[Written request]
Copy each line exactly. Leave nothing out.

--

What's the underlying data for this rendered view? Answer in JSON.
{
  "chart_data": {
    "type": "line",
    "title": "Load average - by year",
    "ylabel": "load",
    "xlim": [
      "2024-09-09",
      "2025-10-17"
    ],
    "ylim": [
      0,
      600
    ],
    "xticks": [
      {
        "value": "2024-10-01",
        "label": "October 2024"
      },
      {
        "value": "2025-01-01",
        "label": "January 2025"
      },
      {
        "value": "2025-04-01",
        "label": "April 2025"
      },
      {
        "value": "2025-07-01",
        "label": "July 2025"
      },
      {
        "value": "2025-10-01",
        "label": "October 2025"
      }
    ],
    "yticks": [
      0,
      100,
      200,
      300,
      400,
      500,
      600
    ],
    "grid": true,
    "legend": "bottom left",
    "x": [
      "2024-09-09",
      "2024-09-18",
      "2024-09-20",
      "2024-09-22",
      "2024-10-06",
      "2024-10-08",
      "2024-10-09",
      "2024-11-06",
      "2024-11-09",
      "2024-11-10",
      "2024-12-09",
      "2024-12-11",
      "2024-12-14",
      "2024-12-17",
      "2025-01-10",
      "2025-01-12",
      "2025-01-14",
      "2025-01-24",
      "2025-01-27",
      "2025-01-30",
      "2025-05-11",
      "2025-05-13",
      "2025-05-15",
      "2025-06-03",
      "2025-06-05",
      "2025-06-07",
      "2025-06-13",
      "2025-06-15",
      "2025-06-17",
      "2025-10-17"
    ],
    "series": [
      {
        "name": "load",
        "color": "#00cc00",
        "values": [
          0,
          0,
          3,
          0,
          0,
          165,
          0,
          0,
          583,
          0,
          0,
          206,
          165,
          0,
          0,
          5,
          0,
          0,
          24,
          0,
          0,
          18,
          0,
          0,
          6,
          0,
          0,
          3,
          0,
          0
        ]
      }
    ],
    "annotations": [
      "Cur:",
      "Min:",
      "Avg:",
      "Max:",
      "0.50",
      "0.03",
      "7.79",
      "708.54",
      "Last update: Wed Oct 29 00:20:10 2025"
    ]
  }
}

--

[Final result]
What's the underlying data for this rendered view? Answer in JSON.
{
  "chart_data": {
    "type": "line",
    "title": "Load average - by year",
    "ylabel": "load",
    "xlim": [
      "2024-09-09",
      "2025-10-17"
    ],
    "ylim": [
      0,
      600
    ],
    "xticks": [
      {
        "value": "2024-10-01",
        "label": "October 2024"
      },
      {
        "value": "2025-01-01",
        "label": "January 2025"
      },
      {
        "value": "2025-04-01",
        "label": "April 2025"
      },
      {
        "value": "2025-07-01",
        "label": "July 2025"
      },
      {
        "value": "2025-10-01",
        "label": "October 2025"
      }
    ],
    "yticks": [
      0,
      100,
      200,
      300,
      400,
      500,
      600
    ],
    "grid": true,
    "legend": "bottom left",
    "x": [
      "2024-09-09",
      "2024-09-18",
      "2024-09-20",
      "2024-09-22",
      "2024-10-06",
      "2024-10-08",
      "2024-10-09",
      "2024-11-06",
      "2024-11-09",
      "2024-11-10",
      "2024-12-09",
      "2024-12-11",
      "2024-12-14",
      "2024-12-17",
      "2025-01-10",
      "2025-01-12",
      "2025-01-14",
      "2025-01-24",
      "2025-01-27",
      "2025-01-30",
      "2025-05-11",
      "2025-05-13",
      "2025-05-15",
      "2025-06-03",
      "2025-06-05",
      "2025-06-07",
      "2025-06-13",
      "2025-06-15",
      "2025-06-17",
      "2025-10-17"
    ],
    "series": [
      {
        "name": "load",
        "color": "#00cc00",
        "values": [
          0,
          0,
          3,
          0,
          0,
          165,
          0,
          0,
          583,
          0,
          0,
          206,
          165,
          0,
          0,
          5,
          0,
          0,
          24,
          0,
          0,
          18,
          0,
          0,
          6,
          0,
          0,
          3,
          0,
          0
        ]
      }
    ],
    "annotations": [
      "Cur:",
      "Min:",
      "Avg:",
      "Max:",
      "0.50",
      "0.03",
      "7.79",
      "708.54",
      "Last update: Wed Oct 29 00:20:10 2025"
    ]
  }
}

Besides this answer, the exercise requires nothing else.